** start of Task data **
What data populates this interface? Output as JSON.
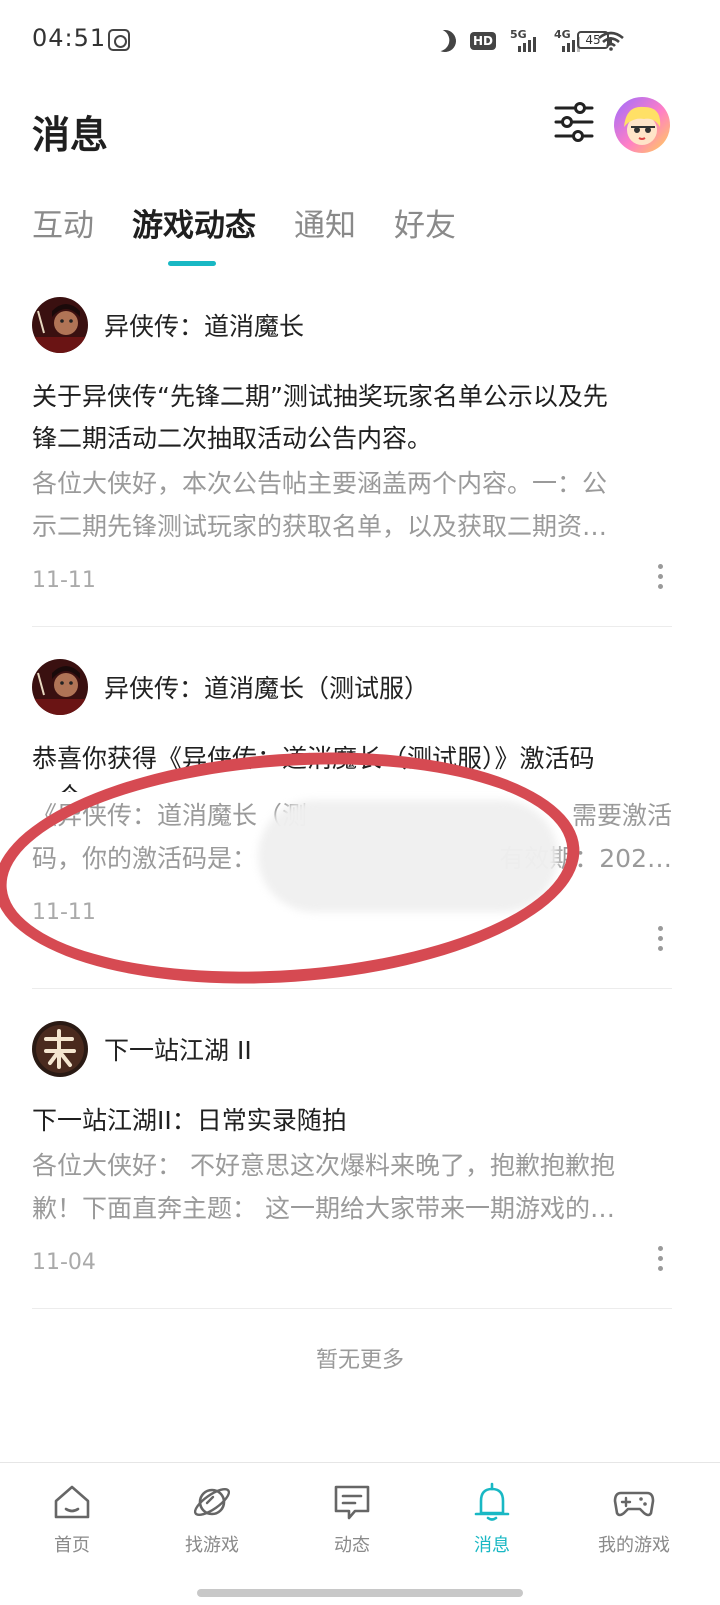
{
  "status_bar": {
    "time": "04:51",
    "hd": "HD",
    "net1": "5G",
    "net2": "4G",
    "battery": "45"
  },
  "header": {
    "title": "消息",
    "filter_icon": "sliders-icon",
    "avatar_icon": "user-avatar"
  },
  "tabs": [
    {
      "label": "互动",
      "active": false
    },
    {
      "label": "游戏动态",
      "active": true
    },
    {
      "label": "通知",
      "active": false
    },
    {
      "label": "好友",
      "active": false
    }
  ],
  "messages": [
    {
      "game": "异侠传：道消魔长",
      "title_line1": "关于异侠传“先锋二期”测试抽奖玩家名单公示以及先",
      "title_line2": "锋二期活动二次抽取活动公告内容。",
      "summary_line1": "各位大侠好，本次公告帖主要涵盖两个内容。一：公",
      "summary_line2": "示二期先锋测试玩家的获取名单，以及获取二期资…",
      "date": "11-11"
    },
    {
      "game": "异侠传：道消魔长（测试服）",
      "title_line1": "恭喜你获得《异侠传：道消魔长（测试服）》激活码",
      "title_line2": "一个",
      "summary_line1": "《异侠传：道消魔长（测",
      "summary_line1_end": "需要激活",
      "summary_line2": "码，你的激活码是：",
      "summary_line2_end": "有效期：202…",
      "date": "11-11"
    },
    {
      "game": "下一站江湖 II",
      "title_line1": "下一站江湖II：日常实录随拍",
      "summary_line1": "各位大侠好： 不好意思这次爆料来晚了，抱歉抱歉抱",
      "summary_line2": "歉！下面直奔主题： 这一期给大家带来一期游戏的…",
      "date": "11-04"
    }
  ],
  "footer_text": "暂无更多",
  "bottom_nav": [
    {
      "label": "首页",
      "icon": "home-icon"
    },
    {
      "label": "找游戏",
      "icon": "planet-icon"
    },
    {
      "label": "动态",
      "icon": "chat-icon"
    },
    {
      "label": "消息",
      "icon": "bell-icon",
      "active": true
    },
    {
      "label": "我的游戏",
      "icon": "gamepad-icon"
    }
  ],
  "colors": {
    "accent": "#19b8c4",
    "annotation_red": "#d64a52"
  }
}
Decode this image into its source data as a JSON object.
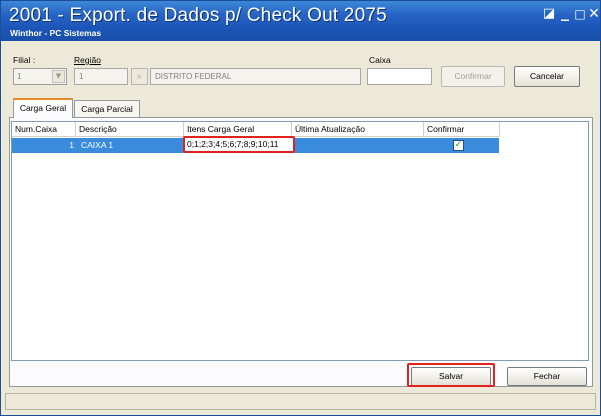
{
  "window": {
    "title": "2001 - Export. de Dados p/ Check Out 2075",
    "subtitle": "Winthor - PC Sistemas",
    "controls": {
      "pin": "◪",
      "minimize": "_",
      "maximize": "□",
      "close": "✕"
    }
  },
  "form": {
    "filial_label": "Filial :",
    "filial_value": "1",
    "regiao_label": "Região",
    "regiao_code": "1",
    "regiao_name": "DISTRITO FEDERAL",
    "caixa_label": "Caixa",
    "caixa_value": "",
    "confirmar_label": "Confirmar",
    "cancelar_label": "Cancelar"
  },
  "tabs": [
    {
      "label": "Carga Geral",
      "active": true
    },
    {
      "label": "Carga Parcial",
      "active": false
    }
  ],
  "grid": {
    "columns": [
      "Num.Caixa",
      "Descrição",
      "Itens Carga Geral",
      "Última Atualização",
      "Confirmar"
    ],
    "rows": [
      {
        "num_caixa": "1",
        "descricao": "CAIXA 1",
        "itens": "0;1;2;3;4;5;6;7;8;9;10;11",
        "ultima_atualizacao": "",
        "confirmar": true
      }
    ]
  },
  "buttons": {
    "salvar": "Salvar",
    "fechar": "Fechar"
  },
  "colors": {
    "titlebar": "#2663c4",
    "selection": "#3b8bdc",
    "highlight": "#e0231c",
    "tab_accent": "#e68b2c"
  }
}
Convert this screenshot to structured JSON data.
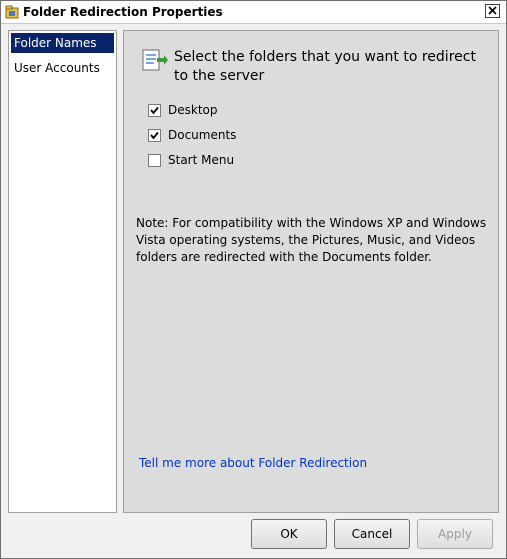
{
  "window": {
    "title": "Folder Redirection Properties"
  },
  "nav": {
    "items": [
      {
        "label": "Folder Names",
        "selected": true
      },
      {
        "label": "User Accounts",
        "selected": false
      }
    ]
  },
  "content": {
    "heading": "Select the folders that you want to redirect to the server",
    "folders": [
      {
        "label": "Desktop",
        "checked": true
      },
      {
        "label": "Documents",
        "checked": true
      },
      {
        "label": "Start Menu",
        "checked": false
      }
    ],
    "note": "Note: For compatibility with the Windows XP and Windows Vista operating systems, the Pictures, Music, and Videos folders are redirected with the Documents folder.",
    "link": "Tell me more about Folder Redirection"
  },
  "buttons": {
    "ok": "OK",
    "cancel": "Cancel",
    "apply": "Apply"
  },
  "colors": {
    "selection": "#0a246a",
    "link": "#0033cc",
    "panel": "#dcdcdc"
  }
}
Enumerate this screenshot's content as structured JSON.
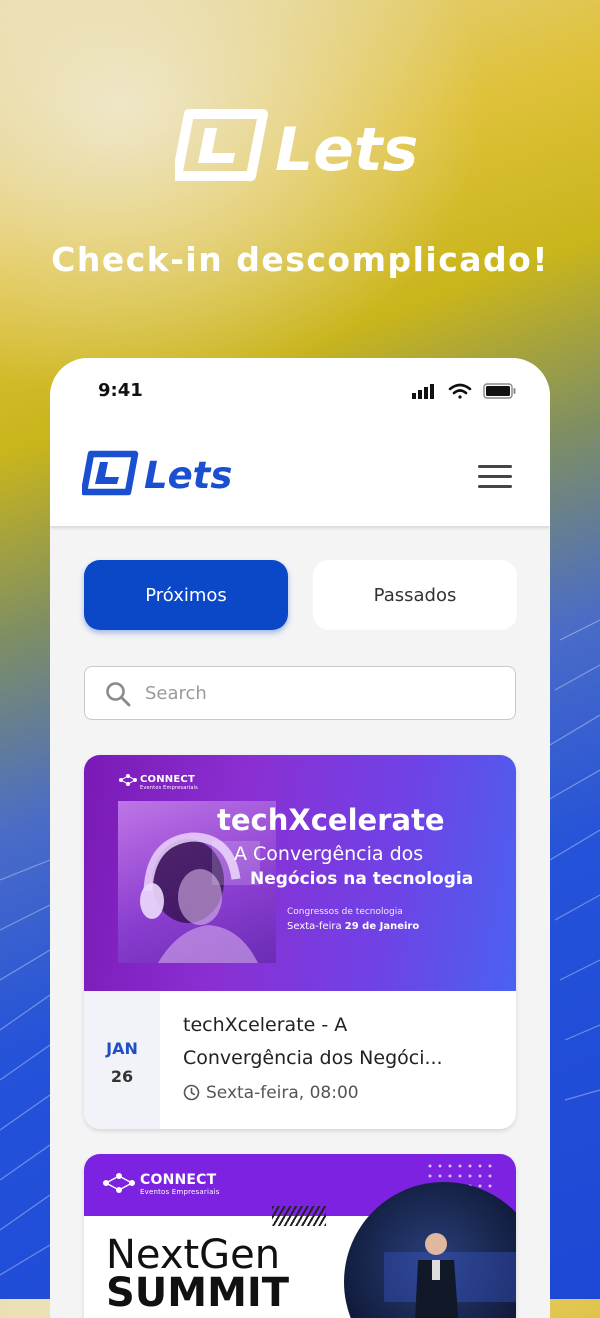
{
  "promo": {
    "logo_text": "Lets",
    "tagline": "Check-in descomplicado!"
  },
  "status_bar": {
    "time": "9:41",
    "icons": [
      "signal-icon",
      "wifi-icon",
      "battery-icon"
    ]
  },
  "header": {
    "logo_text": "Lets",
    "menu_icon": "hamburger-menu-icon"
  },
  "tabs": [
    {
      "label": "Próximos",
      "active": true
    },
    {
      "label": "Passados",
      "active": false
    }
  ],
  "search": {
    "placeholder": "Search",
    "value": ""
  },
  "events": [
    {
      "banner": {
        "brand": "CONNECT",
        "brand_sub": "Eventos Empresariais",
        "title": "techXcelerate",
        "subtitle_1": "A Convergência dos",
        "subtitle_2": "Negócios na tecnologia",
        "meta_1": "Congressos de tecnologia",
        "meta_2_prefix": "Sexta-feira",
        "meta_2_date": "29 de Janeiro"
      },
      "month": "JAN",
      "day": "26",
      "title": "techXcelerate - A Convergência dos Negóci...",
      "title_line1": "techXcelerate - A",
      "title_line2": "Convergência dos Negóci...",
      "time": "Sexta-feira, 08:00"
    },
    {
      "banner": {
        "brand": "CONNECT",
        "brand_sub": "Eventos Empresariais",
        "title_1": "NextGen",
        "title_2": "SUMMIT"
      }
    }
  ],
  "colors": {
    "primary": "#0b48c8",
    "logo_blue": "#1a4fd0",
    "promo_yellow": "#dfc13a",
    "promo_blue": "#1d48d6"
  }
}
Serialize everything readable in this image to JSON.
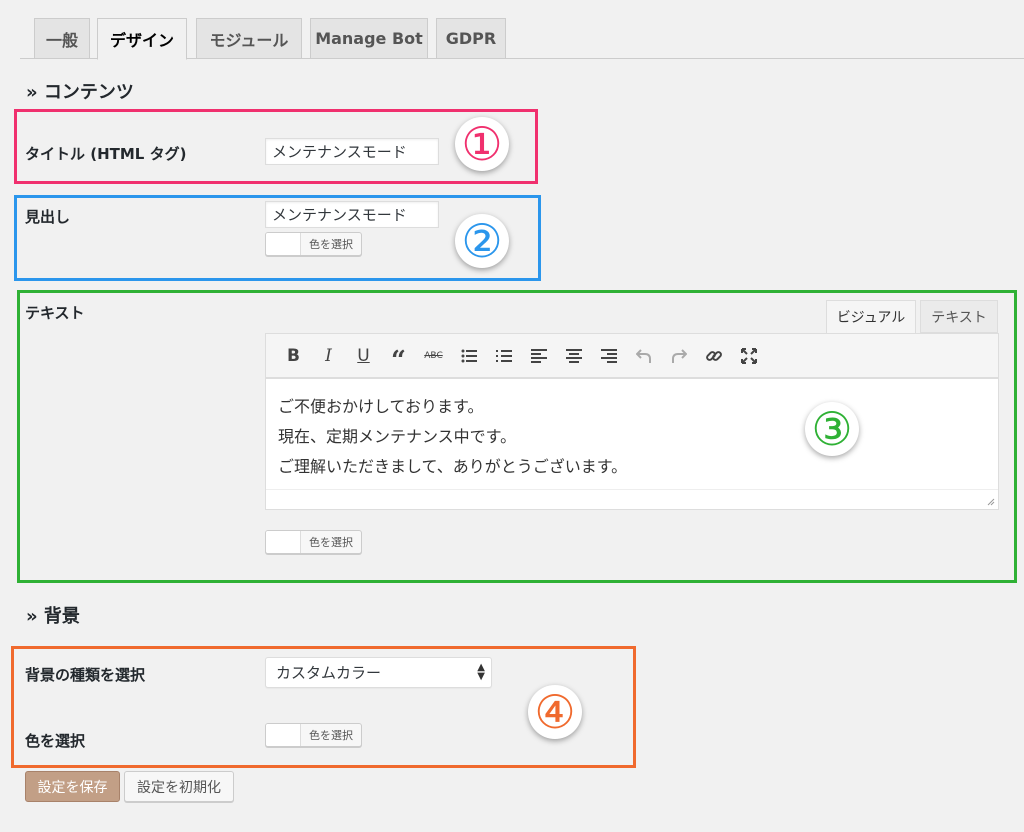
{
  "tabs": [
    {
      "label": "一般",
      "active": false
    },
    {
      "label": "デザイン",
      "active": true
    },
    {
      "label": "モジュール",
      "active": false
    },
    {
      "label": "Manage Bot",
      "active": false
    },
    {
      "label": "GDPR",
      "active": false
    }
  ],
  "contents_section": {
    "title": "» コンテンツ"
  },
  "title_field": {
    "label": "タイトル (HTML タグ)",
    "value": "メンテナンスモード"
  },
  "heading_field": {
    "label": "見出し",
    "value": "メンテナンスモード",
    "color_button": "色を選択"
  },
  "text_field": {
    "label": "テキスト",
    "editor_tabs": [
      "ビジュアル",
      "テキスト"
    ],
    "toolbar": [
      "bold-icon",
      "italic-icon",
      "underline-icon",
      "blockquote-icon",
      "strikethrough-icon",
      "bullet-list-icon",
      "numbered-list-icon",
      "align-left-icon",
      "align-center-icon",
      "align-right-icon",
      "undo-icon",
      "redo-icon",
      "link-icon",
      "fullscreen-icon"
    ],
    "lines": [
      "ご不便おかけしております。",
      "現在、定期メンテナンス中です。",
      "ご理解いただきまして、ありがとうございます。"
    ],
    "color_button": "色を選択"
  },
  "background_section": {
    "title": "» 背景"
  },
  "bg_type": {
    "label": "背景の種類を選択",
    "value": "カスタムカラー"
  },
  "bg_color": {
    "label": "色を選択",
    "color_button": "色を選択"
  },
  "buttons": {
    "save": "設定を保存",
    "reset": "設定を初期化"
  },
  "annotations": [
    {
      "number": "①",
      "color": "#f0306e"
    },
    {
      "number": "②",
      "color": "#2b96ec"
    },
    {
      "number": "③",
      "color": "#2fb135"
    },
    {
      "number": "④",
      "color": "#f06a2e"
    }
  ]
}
** end of Task data **
From the data, pick out every line that includes "道消魔长".

The output:
      "game": "异侠传：道消魔长",
      "game": "异侠传：道消魔长（测试服）",
      "title_line1": "恭喜你获得《异侠传：道消魔长（测试服）》激活码",
      "summary_line1": "《异侠传：道消魔长（测",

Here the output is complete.